I’m curious if you have any intuition on whether a single integer StreamType like in the main proposal vs breaking it up into its component pieces (data payload format, schema enforcement mechanism, conflict resolution strategy, etc) like in the alternative proposal at the end, would be a better fit for the use cases you are thinking about?

@jthor I think in most ways your proposal is generally isomorphic to the single streamtype in customMetadata proposal. Same core idea, just placed in a different field in the event header.

I think the main way in which it is meaningfully different, however, is that it now ties the data payload structure together with the way that data is partitioned and synchronized across the network, since model is currently the “separator key” used by recon for nodes to specify which event they want to synchronize.

I’m honestly conflicted on whether it makes sense or not to combine those two concepts or keep them separate. Combining them might keep things simpler, but perhaps at the cost of some flexibility and power in controlling how data is distributed across the network? TBH I’m not really sure how best to explore the possibility space here and increase confidence in one path or the other…

If we take the approach I suggested, does it prevent us from moving more towards your approach in the future? Seems like it might be a “no change now, with possible change in the future” kind of situation?

For example, there could be a “model type” that enables us to encode params in the InitEvent header that switches between different aggregators, i.e. a type that composes multiple aggregators.

hmm. that’s an interesting idea. We’d still be somewhat limited though because we’d still be committed to “model” as the separator key, and only have whatever we can encode into the Model StreamID bytes to use for partitioning. I believe the model field is fixed-length in the Recon EventID key, so we have a limited number of bytes to work with, and by reserving the first one for specifying the type id of the “multiple aggregator dispatcher streamtype”, we have less remaining bytes to work with to actually control the sharding behavior.

Iirc we actually use hash( "model" | streamid.bytes ) in the EventId, so I don’t think we are limited in length here. Was trying to figure out if this is correct, but ooks like the spec is out of date right now.

I assume there will be hunderds of different aggregations functions:

If the main objective is to have custom aggregators to work in a verifiable way, tasks like schema and conflict resolution will stay pretty meta and shouldn’t be at the center of design. The first approach seems more relevant to me, and the streamType should be enough.

# Data under study
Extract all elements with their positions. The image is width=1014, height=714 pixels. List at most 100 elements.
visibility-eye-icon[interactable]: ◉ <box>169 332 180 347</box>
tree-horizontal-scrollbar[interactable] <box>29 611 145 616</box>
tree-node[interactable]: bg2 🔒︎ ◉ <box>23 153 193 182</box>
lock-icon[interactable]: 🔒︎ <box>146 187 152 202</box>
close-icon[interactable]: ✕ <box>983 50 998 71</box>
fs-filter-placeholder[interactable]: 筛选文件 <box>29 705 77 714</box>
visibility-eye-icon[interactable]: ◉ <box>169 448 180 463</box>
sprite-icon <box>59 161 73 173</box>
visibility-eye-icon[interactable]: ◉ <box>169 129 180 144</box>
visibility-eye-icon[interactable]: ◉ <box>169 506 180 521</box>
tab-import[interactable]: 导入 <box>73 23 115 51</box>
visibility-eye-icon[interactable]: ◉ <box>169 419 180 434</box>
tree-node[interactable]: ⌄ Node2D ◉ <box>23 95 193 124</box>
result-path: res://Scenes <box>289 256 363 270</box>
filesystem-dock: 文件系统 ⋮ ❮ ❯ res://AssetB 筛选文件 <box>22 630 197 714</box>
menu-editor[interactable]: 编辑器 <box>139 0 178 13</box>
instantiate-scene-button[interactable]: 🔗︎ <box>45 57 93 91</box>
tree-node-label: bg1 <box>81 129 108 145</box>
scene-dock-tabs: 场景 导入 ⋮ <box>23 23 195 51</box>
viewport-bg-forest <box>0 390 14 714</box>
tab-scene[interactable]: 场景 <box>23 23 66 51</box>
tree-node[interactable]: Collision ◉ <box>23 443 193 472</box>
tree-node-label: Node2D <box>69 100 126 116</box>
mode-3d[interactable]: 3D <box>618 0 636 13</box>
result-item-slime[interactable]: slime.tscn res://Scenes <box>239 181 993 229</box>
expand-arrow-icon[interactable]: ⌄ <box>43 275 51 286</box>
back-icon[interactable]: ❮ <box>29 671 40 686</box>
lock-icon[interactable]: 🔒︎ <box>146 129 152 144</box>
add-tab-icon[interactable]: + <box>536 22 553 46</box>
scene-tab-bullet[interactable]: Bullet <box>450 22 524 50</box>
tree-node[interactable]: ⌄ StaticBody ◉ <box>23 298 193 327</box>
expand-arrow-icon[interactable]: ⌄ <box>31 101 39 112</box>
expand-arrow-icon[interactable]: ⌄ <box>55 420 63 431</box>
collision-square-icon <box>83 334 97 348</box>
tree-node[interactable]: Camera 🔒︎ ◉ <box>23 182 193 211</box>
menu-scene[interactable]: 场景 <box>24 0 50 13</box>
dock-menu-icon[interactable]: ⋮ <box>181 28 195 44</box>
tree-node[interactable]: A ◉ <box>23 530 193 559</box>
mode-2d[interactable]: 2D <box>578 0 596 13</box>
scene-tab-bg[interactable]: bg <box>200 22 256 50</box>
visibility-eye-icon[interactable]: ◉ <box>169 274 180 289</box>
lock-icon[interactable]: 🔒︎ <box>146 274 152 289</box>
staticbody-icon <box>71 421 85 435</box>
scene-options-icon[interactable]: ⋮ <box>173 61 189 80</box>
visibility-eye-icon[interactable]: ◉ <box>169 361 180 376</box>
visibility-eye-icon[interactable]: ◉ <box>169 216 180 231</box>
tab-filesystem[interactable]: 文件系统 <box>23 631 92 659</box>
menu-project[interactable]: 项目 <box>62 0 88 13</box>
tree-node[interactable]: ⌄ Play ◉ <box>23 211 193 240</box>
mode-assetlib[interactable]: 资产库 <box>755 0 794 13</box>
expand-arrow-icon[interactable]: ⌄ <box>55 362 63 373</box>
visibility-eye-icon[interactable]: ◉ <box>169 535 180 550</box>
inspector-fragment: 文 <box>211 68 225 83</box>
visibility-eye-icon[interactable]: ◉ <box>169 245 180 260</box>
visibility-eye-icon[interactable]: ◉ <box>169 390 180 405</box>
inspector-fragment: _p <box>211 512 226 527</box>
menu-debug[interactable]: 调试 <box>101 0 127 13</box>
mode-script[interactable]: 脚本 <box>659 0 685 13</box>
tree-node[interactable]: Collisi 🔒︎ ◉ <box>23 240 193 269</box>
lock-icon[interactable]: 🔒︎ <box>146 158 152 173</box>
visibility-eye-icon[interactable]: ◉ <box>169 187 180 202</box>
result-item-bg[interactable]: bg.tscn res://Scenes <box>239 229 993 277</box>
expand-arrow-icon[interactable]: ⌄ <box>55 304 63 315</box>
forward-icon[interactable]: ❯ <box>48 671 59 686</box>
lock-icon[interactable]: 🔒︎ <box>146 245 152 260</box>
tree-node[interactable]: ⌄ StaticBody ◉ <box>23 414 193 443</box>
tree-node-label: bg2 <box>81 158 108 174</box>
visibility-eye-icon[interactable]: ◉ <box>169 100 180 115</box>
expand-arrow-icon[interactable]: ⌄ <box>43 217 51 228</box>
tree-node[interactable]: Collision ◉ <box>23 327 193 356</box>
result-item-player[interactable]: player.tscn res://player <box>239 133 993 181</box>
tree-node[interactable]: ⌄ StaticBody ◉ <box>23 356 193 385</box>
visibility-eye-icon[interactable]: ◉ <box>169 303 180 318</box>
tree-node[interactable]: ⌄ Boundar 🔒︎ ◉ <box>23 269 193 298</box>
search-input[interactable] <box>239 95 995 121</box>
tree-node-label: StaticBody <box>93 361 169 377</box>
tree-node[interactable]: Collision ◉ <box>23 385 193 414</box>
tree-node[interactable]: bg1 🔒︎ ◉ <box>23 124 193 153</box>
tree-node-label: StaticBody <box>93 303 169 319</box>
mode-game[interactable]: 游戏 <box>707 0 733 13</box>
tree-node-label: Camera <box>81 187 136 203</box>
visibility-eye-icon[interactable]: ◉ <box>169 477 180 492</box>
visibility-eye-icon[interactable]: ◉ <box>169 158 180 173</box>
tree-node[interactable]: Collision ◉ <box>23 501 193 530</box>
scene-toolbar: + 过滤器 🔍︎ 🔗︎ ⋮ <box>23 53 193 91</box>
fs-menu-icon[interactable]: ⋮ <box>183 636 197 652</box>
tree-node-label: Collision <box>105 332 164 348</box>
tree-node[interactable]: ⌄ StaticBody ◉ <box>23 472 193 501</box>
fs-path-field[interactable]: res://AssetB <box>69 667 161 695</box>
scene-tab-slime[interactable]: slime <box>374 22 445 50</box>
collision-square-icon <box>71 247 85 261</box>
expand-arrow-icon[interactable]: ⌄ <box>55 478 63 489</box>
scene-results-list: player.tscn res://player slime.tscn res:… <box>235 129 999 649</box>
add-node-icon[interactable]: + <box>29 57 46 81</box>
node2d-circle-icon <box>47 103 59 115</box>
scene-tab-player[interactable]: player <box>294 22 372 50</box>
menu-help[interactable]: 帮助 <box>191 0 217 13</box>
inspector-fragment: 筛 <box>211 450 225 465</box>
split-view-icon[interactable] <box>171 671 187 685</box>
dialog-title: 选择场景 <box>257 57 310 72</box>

# Problems to work on
• A. Reproduce the passage of the stream type discussion starting at "I’m curious if" and ending at "are thinking about?".
• B. Answer these questions about the stream type discussion:
(i) What role does model currently play for recon?
(ii) What hash does one poster recall being used in the EventId?
(iii) According to the final post, what should be enough if the first approach is taken?
• C. Write a continuation of the stream type discussion, picking up after its final sentence.
The records are separate material and have no connection to the stream type discussion.

# Task-by-task answers
• A.
I’m curious if you have any intuition on whether a single integer StreamType like in the main proposal vs breaking it up into its component pieces (data payload format, schema enforcement mechanism, conflict resolution strategy, etc) like in the alternative proposal at the end, would be a better fit for the use cases you are thinking about?

• B.
(i) Model is the "separator key" used by recon for nodes to specify which event they want to synchronize.
(ii) hash( "model" | streamid.bytes )
(iii) The streamType.

• C.
Still, to streamline these common aggregation functions, aggregation library could be designed as a boilerplate (similar to serverless), including required utilities for schema validation and conflict resolution (return types, accessors etc). This setup could offer more flexibility while keeping things safe.

By the way, It feels like this might be a bit overkill, but I’ll share it anyway. If this flexibility will be available to developers in the future, I would prefer the registry to be a stream as well. Something like an AggregationType model, for example. That could be the best layer for me to compose and collaborate.

The current implementation is last8bytes(hash("model" | streamid.bytes)) so we only have 8 bytes but that should be a few billion before collisions with the entropy from sha256.

The problem is that since Ceramic doesn’t have global consensus there’s no real way to do exclusion around a scarce resource like the StreamType identifier. In other words there’d be no way to prevent multiple streams in the registry from all trying to register their own different aggregator to the same StreamType ID number. It’s the same reason something like ENS can’t really be easily built on Ceramic. For that you need strong consensus that can prevent conflicts. The registry could be on a blockchain like ethereum, but that feels like overkill when a simple CSV file in a known central location would suffice. I guess the advantage of doing it on chain would be it’s permissionless so no one entity could prevent the registration of new StreamType ID, which would theoretically be possible with Github as the source of truth. But perhaps that concern can be mitigated by having the github org be controlled by a decentralized foundation.